#### GIVEN TASK
Exact repetition is required: output every record in full.

#### GIVEN ENTRIES
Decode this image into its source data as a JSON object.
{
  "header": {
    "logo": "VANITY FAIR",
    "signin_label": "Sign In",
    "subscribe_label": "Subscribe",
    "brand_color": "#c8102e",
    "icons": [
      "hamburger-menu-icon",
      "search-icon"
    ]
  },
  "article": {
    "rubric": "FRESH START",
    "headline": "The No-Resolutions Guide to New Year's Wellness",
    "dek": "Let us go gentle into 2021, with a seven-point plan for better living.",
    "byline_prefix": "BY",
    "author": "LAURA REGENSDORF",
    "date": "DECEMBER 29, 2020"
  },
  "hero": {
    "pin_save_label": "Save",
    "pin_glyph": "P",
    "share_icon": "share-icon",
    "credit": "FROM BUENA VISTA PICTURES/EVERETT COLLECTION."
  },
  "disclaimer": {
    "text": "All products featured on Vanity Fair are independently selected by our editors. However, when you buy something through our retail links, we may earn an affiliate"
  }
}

#### COMPLETE ANSWER
Decode this image into its source data as a JSON object.
{
  "header": {
    "logo": "VANITY FAIR",
    "signin_label": "Sign In",
    "subscribe_label": "Subscribe",
    "brand_color": "#c8102e",
    "icons": [
      "hamburger-menu-icon",
      "search-icon"
    ]
  },
  "article": {
    "rubric": "FRESH START",
    "headline": "The No-Resolutions Guide to New Year's Wellness",
    "dek": "Let us go gentle into 2021, with a seven-point plan for better living.",
    "byline_prefix": "BY",
    "author": "LAURA REGENSDORF",
    "date": "DECEMBER 29, 2020"
  },
  "hero": {
    "pin_save_label": "Save",
    "pin_glyph": "P",
    "share_icon": "share-icon",
    "credit": "FROM BUENA VISTA PICTURES/EVERETT COLLECTION."
  },
  "disclaimer": {
    "text": "All products featured on Vanity Fair are independently selected by our editors. However, when you buy something through our retail links, we may earn an affiliate"
  }
}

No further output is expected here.